═══ Supplied data

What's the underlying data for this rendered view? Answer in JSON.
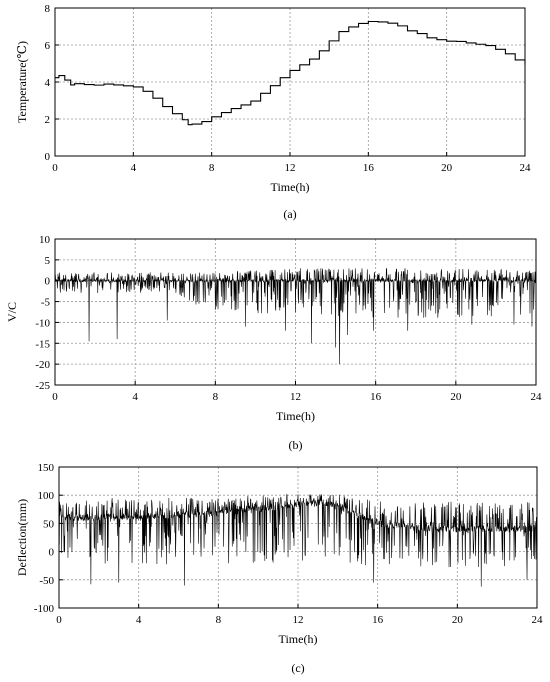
{
  "chart_data": [
    {
      "type": "line",
      "panel_label": "(a)",
      "xlabel": "Time(h)",
      "ylabel": "Temperature(℃)",
      "xlim": [
        0,
        24
      ],
      "ylim": [
        0,
        8
      ],
      "x_ticks": [
        0,
        4,
        8,
        12,
        16,
        20,
        24
      ],
      "y_ticks": [
        0,
        2,
        4,
        6,
        8
      ],
      "grid": true,
      "series": [
        {
          "x": [
            0,
            0.2,
            0.5,
            0.8,
            1.0,
            1.5,
            2.0,
            2.5,
            3.0,
            3.5,
            4.0,
            4.5,
            5.0,
            5.5,
            6.0,
            6.5,
            6.8,
            7.0,
            7.5,
            8.0,
            8.5,
            9.0,
            9.5,
            10.0,
            10.5,
            11.0,
            11.5,
            12.0,
            12.5,
            13.0,
            13.5,
            14.0,
            14.5,
            15.0,
            15.5,
            16.0,
            16.5,
            17.0,
            17.5,
            18.0,
            18.5,
            19.0,
            19.5,
            20.0,
            20.5,
            21.0,
            21.5,
            22.0,
            22.5,
            23.0,
            23.5,
            24.0
          ],
          "y": [
            4.2,
            4.35,
            4.1,
            3.85,
            3.9,
            3.85,
            3.85,
            3.85,
            3.85,
            3.8,
            3.75,
            3.5,
            3.1,
            2.7,
            2.3,
            1.95,
            1.7,
            1.75,
            1.9,
            2.15,
            2.35,
            2.55,
            2.75,
            3.0,
            3.35,
            3.8,
            4.2,
            4.6,
            4.9,
            5.2,
            5.7,
            6.2,
            6.7,
            7.0,
            7.2,
            7.25,
            7.25,
            7.2,
            7.0,
            6.8,
            6.6,
            6.4,
            6.3,
            6.2,
            6.2,
            6.1,
            6.05,
            6.0,
            5.8,
            5.5,
            5.2,
            4.9
          ]
        }
      ]
    },
    {
      "type": "line",
      "panel_label": "(b)",
      "xlabel": "Time(h)",
      "ylabel": "V/C",
      "xlim": [
        0,
        24
      ],
      "ylim": [
        -25,
        10
      ],
      "x_ticks": [
        0,
        4,
        8,
        12,
        16,
        20,
        24
      ],
      "y_ticks": [
        -25,
        -20,
        -15,
        -10,
        -5,
        0,
        5,
        10
      ],
      "grid": true,
      "series": [
        {
          "baseline": 0,
          "noise_envelope": {
            "x": [
              0,
              6,
              6.5,
              8,
              12,
              16,
              20,
              24
            ],
            "upper": [
              2,
              2,
              2,
              2,
              3,
              3,
              3,
              2.5
            ],
            "lower": [
              -3,
              -3,
              -5,
              -7,
              -9,
              -9,
              -9,
              -8
            ]
          },
          "spike_x": [
            1.7,
            3.1,
            5.6,
            9.5,
            11.5,
            12.8,
            14.0,
            14.2,
            14.6,
            15.9,
            17.6,
            20.8,
            22.9,
            23.8
          ],
          "spike_y": [
            -14.5,
            -14,
            -9.5,
            -11,
            -12,
            -15,
            -16,
            -20,
            -13,
            -12,
            -12,
            -10.5,
            -10.5,
            -11
          ]
        }
      ]
    },
    {
      "type": "line",
      "panel_label": "(c)",
      "xlabel": "Time(h)",
      "ylabel": "Deflection(mm)",
      "xlim": [
        0,
        24
      ],
      "ylim": [
        -100,
        150
      ],
      "x_ticks": [
        0,
        4,
        8,
        12,
        16,
        20,
        24
      ],
      "y_ticks": [
        -100,
        -50,
        0,
        50,
        100,
        150
      ],
      "grid": true,
      "series": [
        {
          "baseline": {
            "x": [
              0,
              4,
              6,
              8,
              10,
              12,
              13,
              14,
              15,
              16,
              18,
              20,
              24
            ],
            "y": [
              60,
              62,
              65,
              68,
              75,
              85,
              85,
              80,
              65,
              50,
              42,
              40,
              40
            ]
          },
          "upper_excursion": 110,
          "lower_excursion": -45,
          "spike_x": [
            1.6,
            3.0,
            6.3,
            15.8,
            21.2,
            23.5
          ],
          "spike_y": [
            -58,
            -55,
            -60,
            -55,
            -62,
            -50
          ]
        }
      ]
    }
  ]
}
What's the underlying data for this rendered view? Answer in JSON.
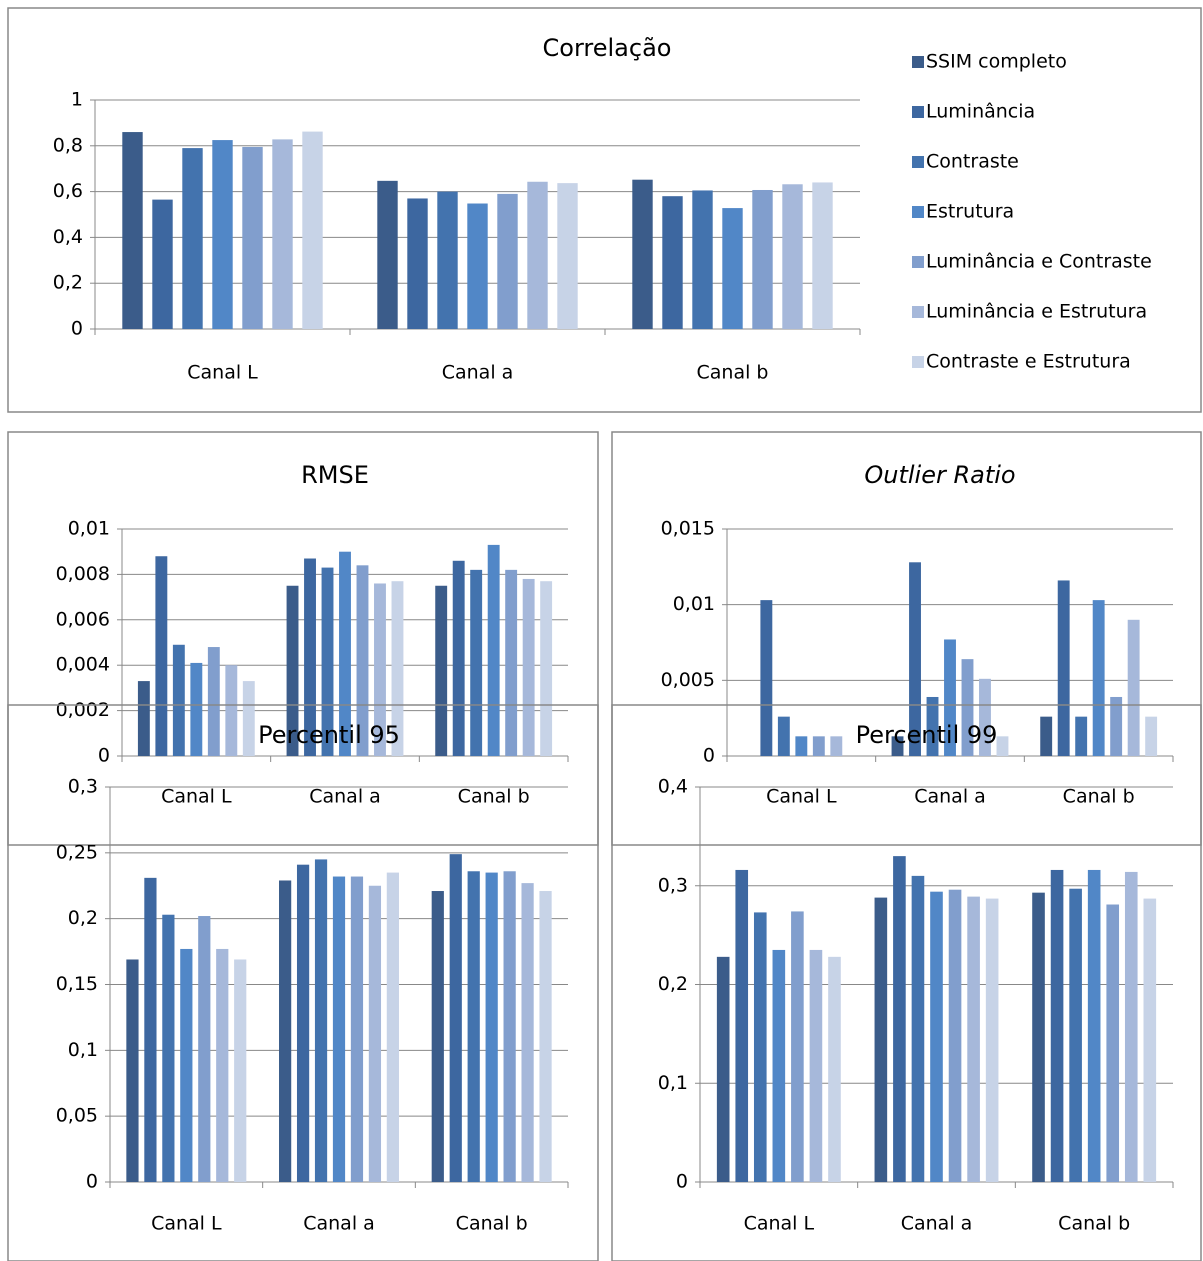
{
  "chart_data": [
    {
      "type": "bar",
      "title": "Correlação",
      "categories": [
        "Canal L",
        "Canal a",
        "Canal b"
      ],
      "grid": true,
      "legend": "right",
      "ylim": [
        0,
        1
      ],
      "yticks": [
        0,
        {
          "value": 0.2,
          "label": "0,2"
        },
        {
          "value": 0.4,
          "label": "0,4"
        },
        {
          "value": 0.6,
          "label": "0,6"
        },
        {
          "value": 0.8,
          "label": "0,8"
        },
        1
      ],
      "series": [
        {
          "name": "SSIM completo",
          "color": "#3b5c8a",
          "values": [
            0.86,
            0.647,
            0.652
          ]
        },
        {
          "name": "Luminância",
          "color": "#3d67a0",
          "values": [
            0.565,
            0.57,
            0.58
          ]
        },
        {
          "name": "Contraste",
          "color": "#4373ae",
          "values": [
            0.79,
            0.6,
            0.605
          ]
        },
        {
          "name": "Estrutura",
          "color": "#5187c7",
          "values": [
            0.825,
            0.548,
            0.528
          ]
        },
        {
          "name": "Luminância e Contraste",
          "color": "#819ecd",
          "values": [
            0.795,
            0.59,
            0.607
          ]
        },
        {
          "name": "Luminância e Estrutura",
          "color": "#a6b8da",
          "values": [
            0.828,
            0.643,
            0.632
          ]
        },
        {
          "name": "Contraste e Estrutura",
          "color": "#c7d3e7",
          "values": [
            0.862,
            0.637,
            0.64
          ]
        }
      ]
    },
    {
      "type": "bar",
      "title": "RMSE",
      "categories": [
        "Canal L",
        "Canal a",
        "Canal b"
      ],
      "grid": true,
      "ylim": [
        0,
        0.01
      ],
      "yticks": [
        0,
        {
          "value": 0.002,
          "label": "0,002"
        },
        {
          "value": 0.004,
          "label": "0,004"
        },
        {
          "value": 0.006,
          "label": "0,006"
        },
        {
          "value": 0.008,
          "label": "0,008"
        },
        {
          "value": 0.01,
          "label": "0,01"
        }
      ],
      "series": [
        {
          "color": "#3b5c8a",
          "values": [
            0.0033,
            0.0075,
            0.0075
          ]
        },
        {
          "color": "#3d67a0",
          "values": [
            0.0088,
            0.0087,
            0.0086
          ]
        },
        {
          "color": "#4373ae",
          "values": [
            0.0049,
            0.0083,
            0.0082
          ]
        },
        {
          "color": "#5187c7",
          "values": [
            0.0041,
            0.009,
            0.0093
          ]
        },
        {
          "color": "#819ecd",
          "values": [
            0.0048,
            0.0084,
            0.0082
          ]
        },
        {
          "color": "#a6b8da",
          "values": [
            0.004,
            0.0076,
            0.0078
          ]
        },
        {
          "color": "#c7d3e7",
          "values": [
            0.0033,
            0.0077,
            0.0077
          ]
        }
      ]
    },
    {
      "type": "bar",
      "title": "Outlier Ratio",
      "title_italic": true,
      "categories": [
        "Canal L",
        "Canal a",
        "Canal b"
      ],
      "grid": true,
      "ylim": [
        0,
        0.015
      ],
      "yticks": [
        0,
        {
          "value": 0.005,
          "label": "0,005"
        },
        {
          "value": 0.01,
          "label": "0,01"
        },
        {
          "value": 0.015,
          "label": "0,015"
        }
      ],
      "series": [
        {
          "color": "#3b5c8a",
          "values": [
            0,
            0.0013,
            0.0026
          ]
        },
        {
          "color": "#3d67a0",
          "values": [
            0.0103,
            0.0128,
            0.0116
          ]
        },
        {
          "color": "#4373ae",
          "values": [
            0.0026,
            0.0039,
            0.0026
          ]
        },
        {
          "color": "#5187c7",
          "values": [
            0.0013,
            0.0077,
            0.0103
          ]
        },
        {
          "color": "#819ecd",
          "values": [
            0.0013,
            0.0064,
            0.0039
          ]
        },
        {
          "color": "#a6b8da",
          "values": [
            0.0013,
            0.0051,
            0.009
          ]
        },
        {
          "color": "#c7d3e7",
          "values": [
            0,
            0.0013,
            0.0026
          ]
        }
      ]
    },
    {
      "type": "bar",
      "title": "Percentil 95",
      "categories": [
        "Canal L",
        "Canal a",
        "Canal b"
      ],
      "grid": true,
      "ylim": [
        0,
        0.3
      ],
      "yticks": [
        0,
        {
          "value": 0.05,
          "label": "0,05"
        },
        {
          "value": 0.1,
          "label": "0,1"
        },
        {
          "value": 0.15,
          "label": "0,15"
        },
        {
          "value": 0.2,
          "label": "0,2"
        },
        {
          "value": 0.25,
          "label": "0,25"
        },
        {
          "value": 0.3,
          "label": "0,3"
        }
      ],
      "series": [
        {
          "color": "#3b5c8a",
          "values": [
            0.169,
            0.229,
            0.221
          ]
        },
        {
          "color": "#3d67a0",
          "values": [
            0.231,
            0.241,
            0.249
          ]
        },
        {
          "color": "#4373ae",
          "values": [
            0.203,
            0.245,
            0.236
          ]
        },
        {
          "color": "#5187c7",
          "values": [
            0.177,
            0.232,
            0.235
          ]
        },
        {
          "color": "#819ecd",
          "values": [
            0.202,
            0.232,
            0.236
          ]
        },
        {
          "color": "#a6b8da",
          "values": [
            0.177,
            0.225,
            0.227
          ]
        },
        {
          "color": "#c7d3e7",
          "values": [
            0.169,
            0.235,
            0.221
          ]
        }
      ]
    },
    {
      "type": "bar",
      "title": "Percentil 99",
      "categories": [
        "Canal L",
        "Canal a",
        "Canal b"
      ],
      "grid": true,
      "ylim": [
        0,
        0.4
      ],
      "yticks": [
        0,
        {
          "value": 0.1,
          "label": "0,1"
        },
        {
          "value": 0.2,
          "label": "0,2"
        },
        {
          "value": 0.3,
          "label": "0,3"
        },
        {
          "value": 0.4,
          "label": "0,4"
        }
      ],
      "series": [
        {
          "color": "#3b5c8a",
          "values": [
            0.228,
            0.288,
            0.293
          ]
        },
        {
          "color": "#3d67a0",
          "values": [
            0.316,
            0.33,
            0.316
          ]
        },
        {
          "color": "#4373ae",
          "values": [
            0.273,
            0.31,
            0.297
          ]
        },
        {
          "color": "#5187c7",
          "values": [
            0.235,
            0.294,
            0.316
          ]
        },
        {
          "color": "#819ecd",
          "values": [
            0.274,
            0.296,
            0.281
          ]
        },
        {
          "color": "#a6b8da",
          "values": [
            0.235,
            0.289,
            0.314
          ]
        },
        {
          "color": "#c7d3e7",
          "values": [
            0.228,
            0.287,
            0.287
          ]
        }
      ]
    }
  ]
}
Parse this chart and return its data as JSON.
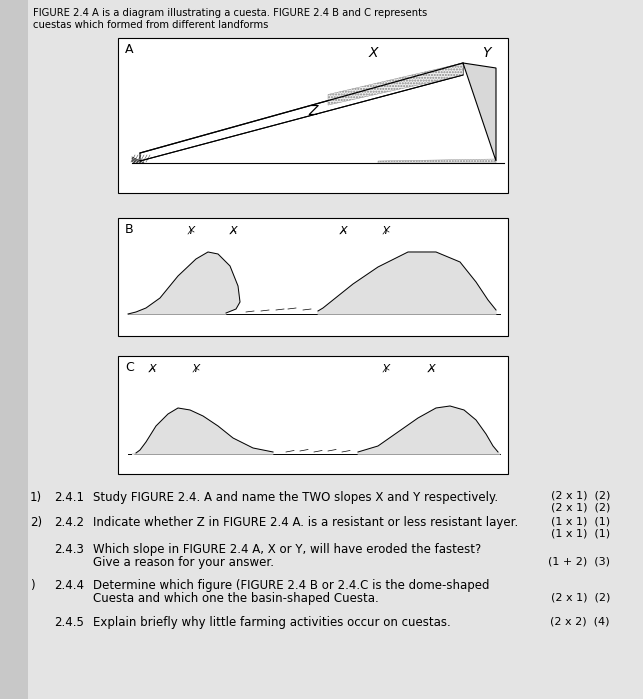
{
  "bg_color": "#c8c8c8",
  "content_bg": "#e8e8e8",
  "white": "#ffffff",
  "header_line1": "FIGURE 2.4 A is a diagram illustrating a cuesta. FIGURE 2.4 B and C represents",
  "header_line2": "cuestas which formed from different landforms",
  "fig_label_a": "A",
  "fig_label_b": "B",
  "fig_label_c": "C",
  "q241_prefix": "1)",
  "q241_num": "2.4.1",
  "q241_text": "Study FIGURE 2.4. A and name the TWO slopes X and Y respectively.",
  "q241_mark1": "(2 x 1)",
  "q241_mark2": "(2)",
  "q242_prefix": "2)",
  "q242_num": "2.4.2",
  "q242_text": "Indicate whether Z in FIGURE 2.4 A. is a resistant or less resistant layer.",
  "q242_mark1": "(1 x 1)",
  "q242_mark2": "(1)",
  "q243_num": "2.4.3",
  "q243_text1": "Which slope in FIGURE 2.4 A, X or Y, will have eroded the fastest?",
  "q243_text2": "Give a reason for your answer.",
  "q243_mark1": "(1 + 2)",
  "q243_mark2": "(3)",
  "q244_prefix": ")",
  "q244_num": "2.4.4",
  "q244_text1": "Determine which figure (FIGURE 2.4 B or 2.4.C is the dome-shaped",
  "q244_text2": "Cuesta and which one the basin-shaped Cuesta.",
  "q244_mark1": "(2 x 1)",
  "q244_mark2": "(2)",
  "q245_num": "2.4.5",
  "q245_text": "Explain briefly why little farming activities occur on cuestas.",
  "q245_mark1": "(2 x 2)",
  "q245_mark2": "(4)"
}
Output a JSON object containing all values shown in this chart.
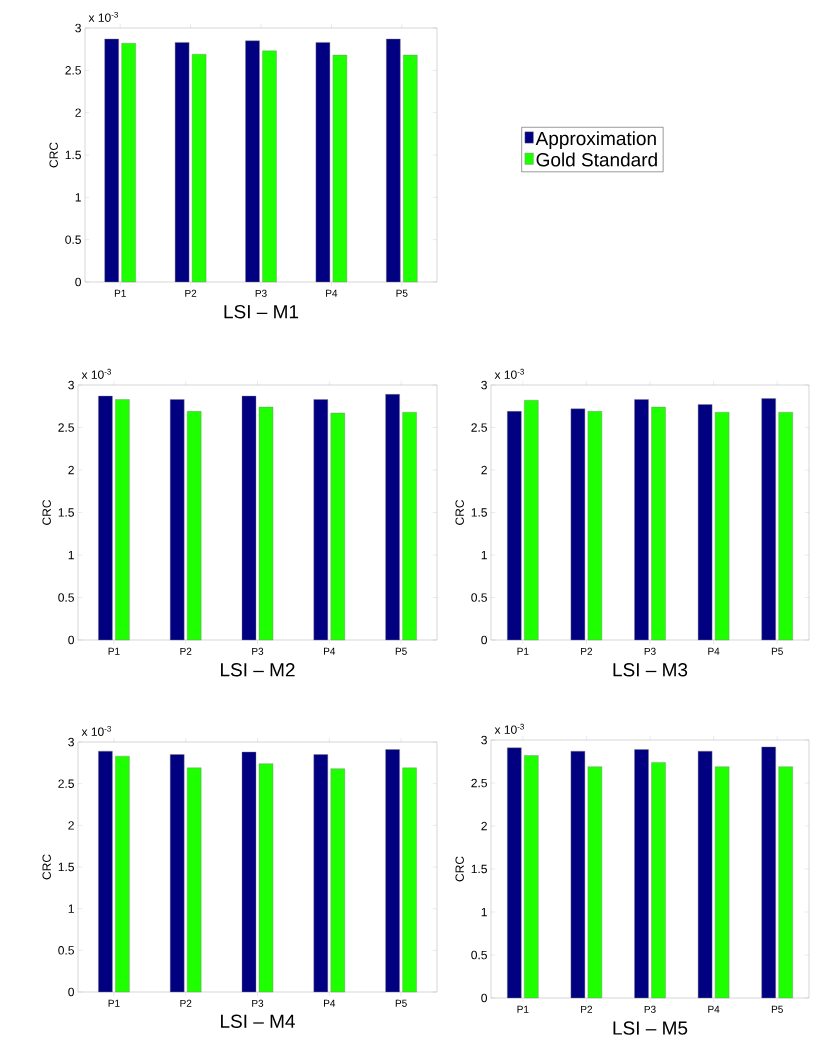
{
  "chart_data": [
    {
      "type": "bar",
      "title": "LSI – M1",
      "ylabel": "CRC",
      "annotations": [
        "x 10$^{-3}$"
      ],
      "categories": [
        "P1",
        "P2",
        "P3",
        "P4",
        "P5"
      ],
      "ylim": [
        0,
        3
      ],
      "yticks": [
        0,
        0.5,
        1,
        1.5,
        2,
        2.5,
        3
      ],
      "grid": false,
      "legend": "right",
      "series": [
        {
          "name": "Approximation",
          "color": "#000080",
          "values": [
            2.87,
            2.83,
            2.85,
            2.83,
            2.87
          ]
        },
        {
          "name": "Gold Standard",
          "color": "#1eff00",
          "values": [
            2.82,
            2.69,
            2.73,
            2.68,
            2.68
          ]
        }
      ]
    },
    {
      "type": "bar",
      "title": "LSI – M2",
      "ylabel": "CRC",
      "annotations": [
        "x 10$^{-3}$"
      ],
      "categories": [
        "P1",
        "P2",
        "P3",
        "P4",
        "P5"
      ],
      "ylim": [
        0,
        3
      ],
      "yticks": [
        0,
        0.5,
        1,
        1.5,
        2,
        2.5,
        3
      ],
      "grid": false,
      "series": [
        {
          "color": "#000080",
          "values": [
            2.87,
            2.83,
            2.87,
            2.83,
            2.89
          ]
        },
        {
          "color": "#1eff00",
          "values": [
            2.83,
            2.69,
            2.74,
            2.67,
            2.68
          ]
        }
      ]
    },
    {
      "type": "bar",
      "title": "LSI – M3",
      "ylabel": "CRC",
      "annotations": [
        "x 10$^{-3}$"
      ],
      "categories": [
        "P1",
        "P2",
        "P3",
        "P4",
        "P5"
      ],
      "ylim": [
        0,
        3
      ],
      "yticks": [
        0,
        0.5,
        1,
        1.5,
        2,
        2.5,
        3
      ],
      "grid": false,
      "series": [
        {
          "color": "#000080",
          "values": [
            2.69,
            2.72,
            2.83,
            2.77,
            2.84
          ]
        },
        {
          "color": "#1eff00",
          "values": [
            2.82,
            2.69,
            2.74,
            2.68,
            2.68
          ]
        }
      ]
    },
    {
      "type": "bar",
      "title": "LSI – M4",
      "ylabel": "CRC",
      "annotations": [
        "x 10$^{-3}$"
      ],
      "categories": [
        "P1",
        "P2",
        "P3",
        "P4",
        "P5"
      ],
      "ylim": [
        0,
        3
      ],
      "yticks": [
        0,
        0.5,
        1,
        1.5,
        2,
        2.5,
        3
      ],
      "grid": false,
      "series": [
        {
          "color": "#000080",
          "values": [
            2.89,
            2.85,
            2.88,
            2.85,
            2.91
          ]
        },
        {
          "color": "#1eff00",
          "values": [
            2.83,
            2.69,
            2.74,
            2.68,
            2.69
          ]
        }
      ]
    },
    {
      "type": "bar",
      "title": "LSI – M5",
      "ylabel": "CRC",
      "annotations": [
        "x 10$^{-3}$"
      ],
      "categories": [
        "P1",
        "P2",
        "P3",
        "P4",
        "P5"
      ],
      "ylim": [
        0,
        3
      ],
      "yticks": [
        0,
        0.5,
        1,
        1.5,
        2,
        2.5,
        3
      ],
      "grid": false,
      "series": [
        {
          "color": "#000080",
          "values": [
            2.91,
            2.87,
            2.89,
            2.87,
            2.92
          ]
        },
        {
          "color": "#1eff00",
          "values": [
            2.82,
            2.69,
            2.74,
            2.69,
            2.69
          ]
        }
      ]
    }
  ]
}
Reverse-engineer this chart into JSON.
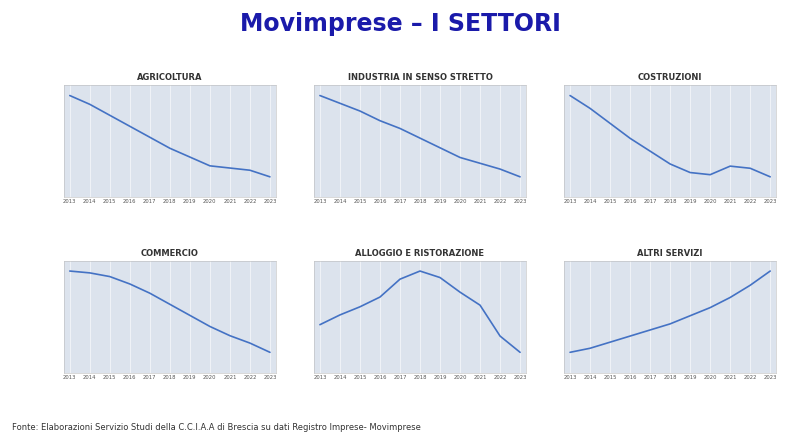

══════

=== Short exercise ===
Using the listing above, show every line that includes the string "shaped".

=== Correct response ===
  "q244_text1": "Determine which figure (FIGURE 2.4 B or 2.4.C is the dome-shaped",
  "q244_text2": "Cuesta and which one the basin-shaped Cuesta.",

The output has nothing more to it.